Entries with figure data
BEGIN

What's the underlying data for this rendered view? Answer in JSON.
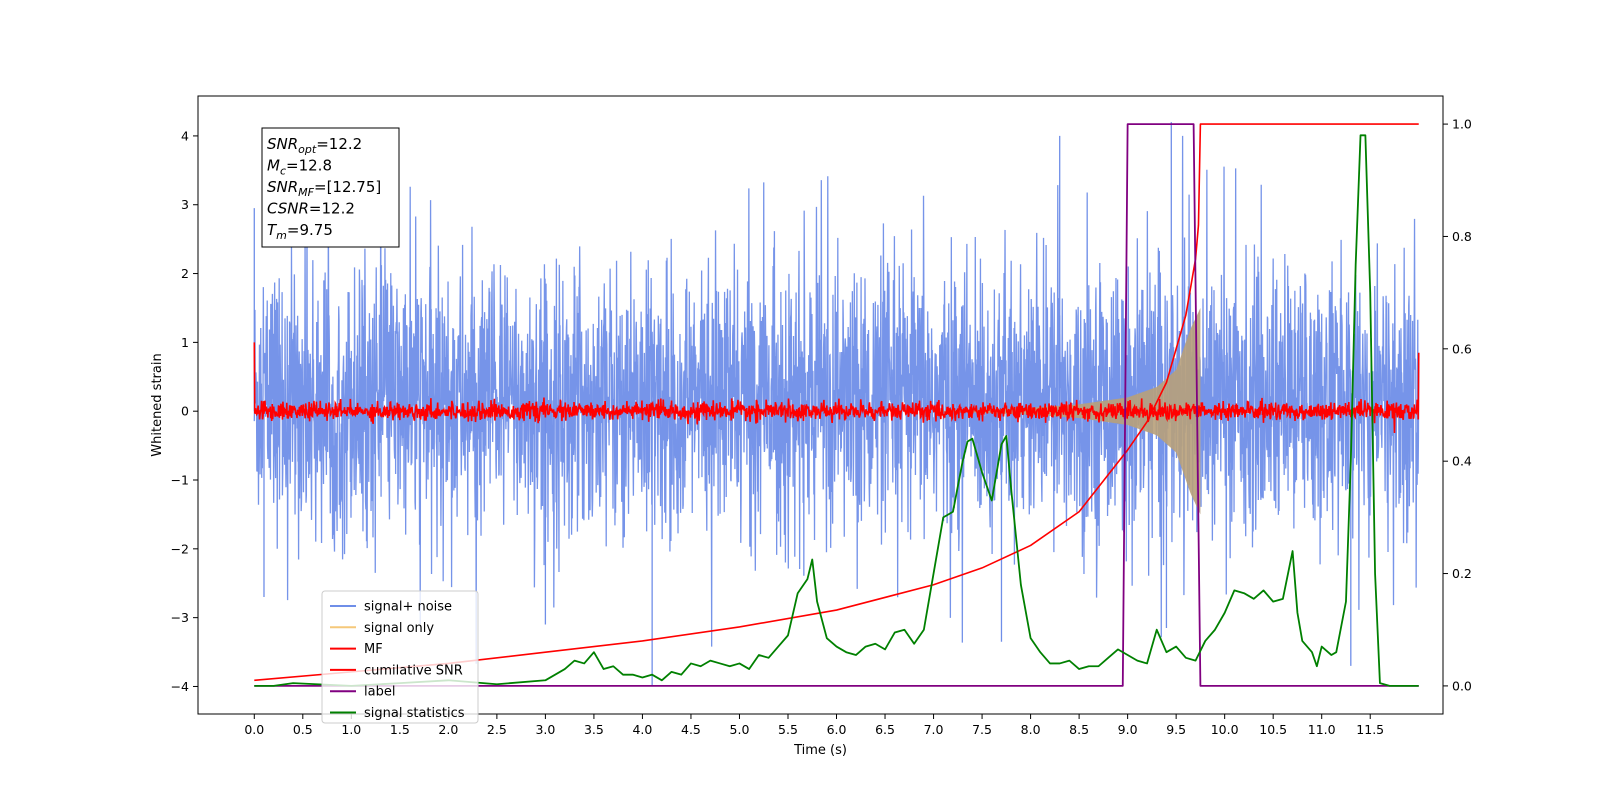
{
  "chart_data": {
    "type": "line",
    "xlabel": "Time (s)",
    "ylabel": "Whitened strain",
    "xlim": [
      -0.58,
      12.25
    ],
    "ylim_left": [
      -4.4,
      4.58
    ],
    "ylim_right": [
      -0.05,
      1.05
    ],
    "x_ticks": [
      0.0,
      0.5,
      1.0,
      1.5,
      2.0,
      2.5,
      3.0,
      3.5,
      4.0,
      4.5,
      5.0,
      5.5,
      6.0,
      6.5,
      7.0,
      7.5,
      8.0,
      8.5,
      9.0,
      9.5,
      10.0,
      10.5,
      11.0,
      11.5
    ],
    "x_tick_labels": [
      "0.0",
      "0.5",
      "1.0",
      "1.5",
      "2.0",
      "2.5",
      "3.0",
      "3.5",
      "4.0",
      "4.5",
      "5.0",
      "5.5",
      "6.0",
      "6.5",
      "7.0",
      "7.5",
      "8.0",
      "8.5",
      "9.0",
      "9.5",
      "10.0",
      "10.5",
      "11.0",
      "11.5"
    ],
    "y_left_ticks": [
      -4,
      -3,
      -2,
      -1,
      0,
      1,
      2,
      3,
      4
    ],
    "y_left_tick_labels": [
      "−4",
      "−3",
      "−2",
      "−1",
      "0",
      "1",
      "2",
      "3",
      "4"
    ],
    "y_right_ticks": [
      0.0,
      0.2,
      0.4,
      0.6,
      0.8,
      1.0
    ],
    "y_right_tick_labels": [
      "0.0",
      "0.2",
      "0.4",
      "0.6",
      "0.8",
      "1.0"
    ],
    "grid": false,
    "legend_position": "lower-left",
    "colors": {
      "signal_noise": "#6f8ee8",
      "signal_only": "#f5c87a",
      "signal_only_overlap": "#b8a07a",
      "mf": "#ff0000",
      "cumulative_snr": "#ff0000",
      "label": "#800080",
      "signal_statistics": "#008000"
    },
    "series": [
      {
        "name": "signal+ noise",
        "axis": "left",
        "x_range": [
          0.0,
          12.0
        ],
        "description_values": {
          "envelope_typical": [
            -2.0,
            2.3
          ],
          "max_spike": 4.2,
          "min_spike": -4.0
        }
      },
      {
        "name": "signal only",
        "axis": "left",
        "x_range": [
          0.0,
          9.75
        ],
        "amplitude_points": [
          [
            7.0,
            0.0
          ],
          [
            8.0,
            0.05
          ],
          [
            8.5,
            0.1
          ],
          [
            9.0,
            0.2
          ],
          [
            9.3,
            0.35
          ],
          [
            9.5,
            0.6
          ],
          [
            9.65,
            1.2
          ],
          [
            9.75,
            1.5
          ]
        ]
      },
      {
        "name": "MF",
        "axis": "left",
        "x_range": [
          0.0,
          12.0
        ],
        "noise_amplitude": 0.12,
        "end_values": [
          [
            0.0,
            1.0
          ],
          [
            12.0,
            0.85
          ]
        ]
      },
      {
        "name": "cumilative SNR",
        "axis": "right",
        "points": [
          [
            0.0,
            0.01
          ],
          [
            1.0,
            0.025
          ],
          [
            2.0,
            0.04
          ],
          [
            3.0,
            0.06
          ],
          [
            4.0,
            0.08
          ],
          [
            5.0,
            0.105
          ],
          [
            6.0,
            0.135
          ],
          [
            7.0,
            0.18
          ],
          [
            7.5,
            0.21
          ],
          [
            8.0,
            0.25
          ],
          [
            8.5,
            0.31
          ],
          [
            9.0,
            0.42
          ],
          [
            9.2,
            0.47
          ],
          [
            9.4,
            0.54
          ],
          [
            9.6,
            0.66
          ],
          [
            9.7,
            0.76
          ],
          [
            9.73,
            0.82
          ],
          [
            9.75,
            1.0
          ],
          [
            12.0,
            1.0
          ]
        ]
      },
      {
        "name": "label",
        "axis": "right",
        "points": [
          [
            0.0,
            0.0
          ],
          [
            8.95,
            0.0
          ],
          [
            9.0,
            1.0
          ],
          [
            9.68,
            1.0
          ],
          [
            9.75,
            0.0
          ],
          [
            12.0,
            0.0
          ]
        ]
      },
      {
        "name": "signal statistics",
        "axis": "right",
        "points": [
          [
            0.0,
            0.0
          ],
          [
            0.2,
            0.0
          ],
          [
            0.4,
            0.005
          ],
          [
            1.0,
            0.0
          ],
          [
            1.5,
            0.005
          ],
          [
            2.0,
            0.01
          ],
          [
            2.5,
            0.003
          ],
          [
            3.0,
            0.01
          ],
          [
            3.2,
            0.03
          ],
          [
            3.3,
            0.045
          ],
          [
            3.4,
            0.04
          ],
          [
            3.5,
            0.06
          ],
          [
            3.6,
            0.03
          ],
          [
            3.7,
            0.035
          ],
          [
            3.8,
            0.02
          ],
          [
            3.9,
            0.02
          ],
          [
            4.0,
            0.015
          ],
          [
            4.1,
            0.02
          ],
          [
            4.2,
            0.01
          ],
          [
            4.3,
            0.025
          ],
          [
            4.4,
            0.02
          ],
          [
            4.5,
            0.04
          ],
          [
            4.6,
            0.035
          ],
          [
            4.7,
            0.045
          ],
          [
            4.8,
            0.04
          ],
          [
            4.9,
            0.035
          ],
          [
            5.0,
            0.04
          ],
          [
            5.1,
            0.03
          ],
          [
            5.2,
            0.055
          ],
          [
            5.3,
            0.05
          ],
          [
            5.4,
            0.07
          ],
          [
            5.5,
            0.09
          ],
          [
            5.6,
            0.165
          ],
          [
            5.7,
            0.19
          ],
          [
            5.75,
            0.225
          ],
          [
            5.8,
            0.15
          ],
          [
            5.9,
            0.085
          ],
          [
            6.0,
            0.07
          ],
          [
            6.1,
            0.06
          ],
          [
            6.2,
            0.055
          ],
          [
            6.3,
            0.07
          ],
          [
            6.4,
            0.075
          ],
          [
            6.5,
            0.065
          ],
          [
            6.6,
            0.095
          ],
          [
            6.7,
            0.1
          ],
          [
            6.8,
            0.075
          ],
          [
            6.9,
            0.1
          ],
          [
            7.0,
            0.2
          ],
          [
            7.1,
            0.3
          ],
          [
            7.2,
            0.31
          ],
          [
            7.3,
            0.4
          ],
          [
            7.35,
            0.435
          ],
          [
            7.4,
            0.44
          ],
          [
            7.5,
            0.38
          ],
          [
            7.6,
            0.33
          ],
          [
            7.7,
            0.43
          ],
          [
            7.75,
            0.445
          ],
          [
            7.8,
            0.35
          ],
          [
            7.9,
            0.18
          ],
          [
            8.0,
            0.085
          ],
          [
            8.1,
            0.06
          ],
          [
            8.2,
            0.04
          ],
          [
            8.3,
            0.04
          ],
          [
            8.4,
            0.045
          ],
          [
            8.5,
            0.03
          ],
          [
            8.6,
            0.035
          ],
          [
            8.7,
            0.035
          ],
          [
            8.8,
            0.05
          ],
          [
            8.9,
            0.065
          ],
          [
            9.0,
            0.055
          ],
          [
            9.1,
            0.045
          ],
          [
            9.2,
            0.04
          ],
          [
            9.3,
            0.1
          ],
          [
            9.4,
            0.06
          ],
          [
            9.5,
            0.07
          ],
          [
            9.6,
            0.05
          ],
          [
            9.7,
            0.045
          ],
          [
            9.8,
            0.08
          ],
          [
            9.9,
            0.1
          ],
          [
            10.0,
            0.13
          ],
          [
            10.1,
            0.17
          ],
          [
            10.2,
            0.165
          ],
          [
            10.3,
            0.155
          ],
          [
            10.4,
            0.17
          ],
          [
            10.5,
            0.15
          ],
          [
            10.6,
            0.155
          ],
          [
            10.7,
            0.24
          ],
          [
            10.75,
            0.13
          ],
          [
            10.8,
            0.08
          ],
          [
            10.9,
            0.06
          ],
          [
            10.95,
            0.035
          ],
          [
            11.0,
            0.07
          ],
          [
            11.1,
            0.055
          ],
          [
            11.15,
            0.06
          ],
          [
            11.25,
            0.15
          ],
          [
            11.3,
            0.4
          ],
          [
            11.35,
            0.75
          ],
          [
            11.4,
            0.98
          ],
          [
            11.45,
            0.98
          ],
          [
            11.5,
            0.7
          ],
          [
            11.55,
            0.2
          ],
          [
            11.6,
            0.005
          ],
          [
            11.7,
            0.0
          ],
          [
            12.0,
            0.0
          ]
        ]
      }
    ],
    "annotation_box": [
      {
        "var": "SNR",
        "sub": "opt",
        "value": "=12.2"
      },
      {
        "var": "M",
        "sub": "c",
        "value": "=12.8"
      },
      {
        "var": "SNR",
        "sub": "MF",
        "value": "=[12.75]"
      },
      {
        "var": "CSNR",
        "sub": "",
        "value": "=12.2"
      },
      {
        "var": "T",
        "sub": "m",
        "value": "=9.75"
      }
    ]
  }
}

END
BEGIN

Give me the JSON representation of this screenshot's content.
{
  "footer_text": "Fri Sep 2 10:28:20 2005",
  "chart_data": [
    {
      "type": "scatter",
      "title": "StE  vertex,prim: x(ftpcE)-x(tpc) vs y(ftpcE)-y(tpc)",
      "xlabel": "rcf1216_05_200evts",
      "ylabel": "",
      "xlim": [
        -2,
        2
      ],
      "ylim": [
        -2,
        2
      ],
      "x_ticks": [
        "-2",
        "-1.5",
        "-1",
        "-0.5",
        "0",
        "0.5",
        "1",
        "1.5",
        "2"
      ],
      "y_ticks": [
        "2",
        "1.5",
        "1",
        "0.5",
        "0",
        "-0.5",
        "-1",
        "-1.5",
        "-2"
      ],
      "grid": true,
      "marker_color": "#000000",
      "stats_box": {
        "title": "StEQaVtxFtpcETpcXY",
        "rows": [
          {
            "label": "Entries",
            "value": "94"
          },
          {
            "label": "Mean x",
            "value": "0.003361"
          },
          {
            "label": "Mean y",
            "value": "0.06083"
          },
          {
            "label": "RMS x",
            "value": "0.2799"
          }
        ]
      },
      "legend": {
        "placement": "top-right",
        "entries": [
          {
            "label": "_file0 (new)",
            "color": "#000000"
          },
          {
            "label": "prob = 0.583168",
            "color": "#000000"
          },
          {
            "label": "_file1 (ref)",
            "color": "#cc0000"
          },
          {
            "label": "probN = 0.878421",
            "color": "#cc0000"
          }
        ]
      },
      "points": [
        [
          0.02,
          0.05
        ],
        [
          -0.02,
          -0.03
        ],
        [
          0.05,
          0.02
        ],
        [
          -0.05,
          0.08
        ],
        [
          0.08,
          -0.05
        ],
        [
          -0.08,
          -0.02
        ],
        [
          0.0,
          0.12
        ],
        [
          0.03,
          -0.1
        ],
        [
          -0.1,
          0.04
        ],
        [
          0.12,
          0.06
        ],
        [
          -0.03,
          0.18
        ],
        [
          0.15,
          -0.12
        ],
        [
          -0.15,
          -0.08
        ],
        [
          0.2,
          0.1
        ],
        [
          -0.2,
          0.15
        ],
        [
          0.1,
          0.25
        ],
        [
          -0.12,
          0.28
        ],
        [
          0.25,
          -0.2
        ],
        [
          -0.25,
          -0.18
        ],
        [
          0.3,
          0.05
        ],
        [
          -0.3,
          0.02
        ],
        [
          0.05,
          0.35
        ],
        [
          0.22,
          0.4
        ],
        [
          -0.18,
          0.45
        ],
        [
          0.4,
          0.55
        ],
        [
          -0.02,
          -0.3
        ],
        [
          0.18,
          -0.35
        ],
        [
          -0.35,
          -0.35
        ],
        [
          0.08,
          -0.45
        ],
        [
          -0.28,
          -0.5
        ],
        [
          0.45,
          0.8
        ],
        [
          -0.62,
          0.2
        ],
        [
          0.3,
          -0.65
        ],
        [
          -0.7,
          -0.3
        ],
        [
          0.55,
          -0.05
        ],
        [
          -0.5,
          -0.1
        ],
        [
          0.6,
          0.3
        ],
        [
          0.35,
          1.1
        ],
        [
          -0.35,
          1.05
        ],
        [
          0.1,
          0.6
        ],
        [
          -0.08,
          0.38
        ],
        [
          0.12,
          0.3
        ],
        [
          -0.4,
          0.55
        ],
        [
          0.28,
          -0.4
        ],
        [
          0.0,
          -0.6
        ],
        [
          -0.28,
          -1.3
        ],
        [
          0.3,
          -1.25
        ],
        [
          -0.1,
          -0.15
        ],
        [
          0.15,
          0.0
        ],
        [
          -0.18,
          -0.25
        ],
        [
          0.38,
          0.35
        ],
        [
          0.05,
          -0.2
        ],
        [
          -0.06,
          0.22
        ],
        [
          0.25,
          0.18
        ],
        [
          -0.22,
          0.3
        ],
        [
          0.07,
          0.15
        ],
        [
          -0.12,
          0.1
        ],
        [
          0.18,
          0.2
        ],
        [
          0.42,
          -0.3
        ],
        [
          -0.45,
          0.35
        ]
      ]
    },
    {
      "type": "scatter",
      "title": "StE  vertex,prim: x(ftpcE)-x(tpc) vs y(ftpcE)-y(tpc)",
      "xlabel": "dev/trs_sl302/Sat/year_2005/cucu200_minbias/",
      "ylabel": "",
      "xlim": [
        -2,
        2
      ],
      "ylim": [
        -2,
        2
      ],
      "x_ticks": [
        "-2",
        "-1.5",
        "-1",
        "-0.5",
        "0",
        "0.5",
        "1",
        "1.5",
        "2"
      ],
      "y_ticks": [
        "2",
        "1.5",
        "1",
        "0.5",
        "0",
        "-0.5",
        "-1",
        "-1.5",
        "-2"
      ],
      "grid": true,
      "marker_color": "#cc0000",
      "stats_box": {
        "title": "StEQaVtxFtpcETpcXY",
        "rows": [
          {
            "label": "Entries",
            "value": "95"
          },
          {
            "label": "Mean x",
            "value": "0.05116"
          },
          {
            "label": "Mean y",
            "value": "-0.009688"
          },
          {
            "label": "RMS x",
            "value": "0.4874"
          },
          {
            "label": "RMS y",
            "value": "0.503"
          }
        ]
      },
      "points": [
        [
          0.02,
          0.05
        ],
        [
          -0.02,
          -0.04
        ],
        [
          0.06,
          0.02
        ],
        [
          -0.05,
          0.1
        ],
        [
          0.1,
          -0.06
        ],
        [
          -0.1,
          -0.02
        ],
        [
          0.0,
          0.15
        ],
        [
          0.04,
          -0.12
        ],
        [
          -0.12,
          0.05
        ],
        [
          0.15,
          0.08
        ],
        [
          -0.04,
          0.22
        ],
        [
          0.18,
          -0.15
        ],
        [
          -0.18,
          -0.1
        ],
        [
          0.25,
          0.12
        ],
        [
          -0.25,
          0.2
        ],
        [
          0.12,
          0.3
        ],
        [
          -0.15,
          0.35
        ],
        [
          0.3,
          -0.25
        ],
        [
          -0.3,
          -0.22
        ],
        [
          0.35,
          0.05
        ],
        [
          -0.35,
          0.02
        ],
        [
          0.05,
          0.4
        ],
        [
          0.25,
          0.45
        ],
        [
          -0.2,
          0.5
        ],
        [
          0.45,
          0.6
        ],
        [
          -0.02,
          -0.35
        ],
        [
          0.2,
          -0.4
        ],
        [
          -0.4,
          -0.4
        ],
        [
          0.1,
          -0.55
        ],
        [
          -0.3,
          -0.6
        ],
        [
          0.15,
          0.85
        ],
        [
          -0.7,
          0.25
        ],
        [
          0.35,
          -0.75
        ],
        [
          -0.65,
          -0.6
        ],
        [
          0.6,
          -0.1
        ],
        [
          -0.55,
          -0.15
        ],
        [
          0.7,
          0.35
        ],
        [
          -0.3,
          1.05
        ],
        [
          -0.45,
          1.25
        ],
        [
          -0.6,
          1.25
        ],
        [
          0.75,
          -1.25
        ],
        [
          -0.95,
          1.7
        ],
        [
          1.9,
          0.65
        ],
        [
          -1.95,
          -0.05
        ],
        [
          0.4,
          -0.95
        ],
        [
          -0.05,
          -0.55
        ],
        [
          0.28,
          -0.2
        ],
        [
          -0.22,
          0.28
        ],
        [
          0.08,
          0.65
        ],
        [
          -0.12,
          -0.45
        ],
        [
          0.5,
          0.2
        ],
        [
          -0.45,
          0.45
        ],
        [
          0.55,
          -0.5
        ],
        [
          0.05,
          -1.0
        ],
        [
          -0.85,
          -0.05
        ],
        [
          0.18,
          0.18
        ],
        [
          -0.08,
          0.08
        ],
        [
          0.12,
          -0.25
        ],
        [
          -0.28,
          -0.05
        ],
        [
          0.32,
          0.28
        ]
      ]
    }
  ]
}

END

▶ Stated exercise: Find each line in the records holding the string "JSON" and show it.

▶ Exercise response:
What's the underlying data for this rendered view? Answer in JSON.
Give me the JSON representation of this screenshot's content.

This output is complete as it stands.